- [The task]:
Lift out all lines below that contain "value".

- [Data supplied]:
┌──

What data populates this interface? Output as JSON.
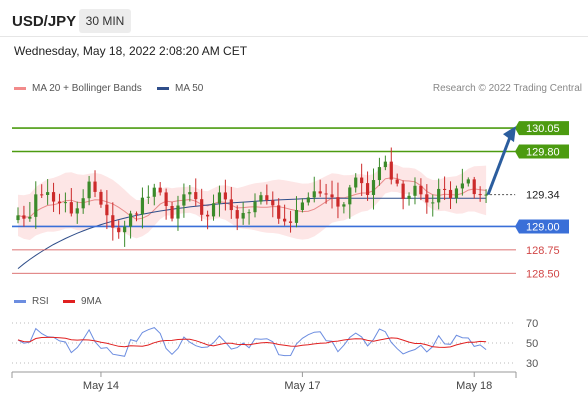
{
  "header": {
    "symbol": "USD/JPY",
    "timeframe": "30 MIN"
  },
  "timestamp": "Wednesday, May 18, 2022 2:08:20 AM CET",
  "legend": {
    "ma20_label": "MA 20 + Bollinger Bands",
    "ma50_label": "MA 50",
    "rsi_label": "RSI",
    "rsi_ma_label": "9MA",
    "credit": "Research © 2022 Trading Central"
  },
  "colors": {
    "resistance": "#4c9b10",
    "pivot": "#3a6fd8",
    "support": "#d14646",
    "bollinger_fill": "#fde6e6",
    "ma20": "#e88a8a",
    "ma50": "#2f4e8a",
    "bull": "#3b8a2a",
    "bear": "#cc2a2a",
    "rsi": "#6c8de0",
    "rsi_ma": "#e02020",
    "arrow": "#2b5d9e"
  },
  "chart_data": {
    "type": "candlestick",
    "ylim": [
      128.3,
      130.35
    ],
    "levels": [
      {
        "value": 130.05,
        "label": "130.05",
        "kind": "resistance"
      },
      {
        "value": 129.8,
        "label": "129.80",
        "kind": "resistance"
      },
      {
        "value": 129.34,
        "label": "129.34",
        "kind": "last"
      },
      {
        "value": 129.0,
        "label": "129.00",
        "kind": "pivot"
      },
      {
        "value": 128.75,
        "label": "128.75",
        "kind": "support"
      },
      {
        "value": 128.5,
        "label": "128.50",
        "kind": "support"
      }
    ],
    "x_ticks": [
      {
        "label": "May 14",
        "index": 14
      },
      {
        "label": "May 17",
        "index": 48
      },
      {
        "label": "May 18",
        "index": 77
      }
    ],
    "candle_count": 80,
    "close_path": [
      129.1,
      129.0,
      129.4,
      129.35,
      129.3,
      129.25,
      129.15,
      129.2,
      129.45,
      129.3,
      129.1,
      128.9,
      129.05,
      129.15,
      129.3,
      129.45,
      129.35,
      129.05,
      129.25,
      129.4,
      129.2,
      129.15,
      129.3,
      129.35,
      129.05,
      129.1,
      129.2,
      129.3,
      129.25,
      129.1,
      128.95,
      129.15,
      129.3,
      129.35,
      129.4,
      129.3,
      129.2,
      129.45,
      129.5,
      129.35,
      129.6,
      129.65,
      129.45,
      129.3,
      129.4,
      129.35,
      129.25,
      129.4,
      129.35,
      129.5,
      129.45,
      129.3,
      129.35
    ],
    "forecast_arrow": {
      "from": 129.34,
      "to": 130.05
    },
    "rsi": {
      "ylim": [
        25,
        75
      ],
      "ticks": [
        70,
        50,
        30
      ]
    }
  }
}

└──

- [Result of this task]:
        "value": 130.05,
        "value": 129.8,
        "value": 129.34,
        "value": 129.0,
        "value": 128.75,
        "value": 128.5,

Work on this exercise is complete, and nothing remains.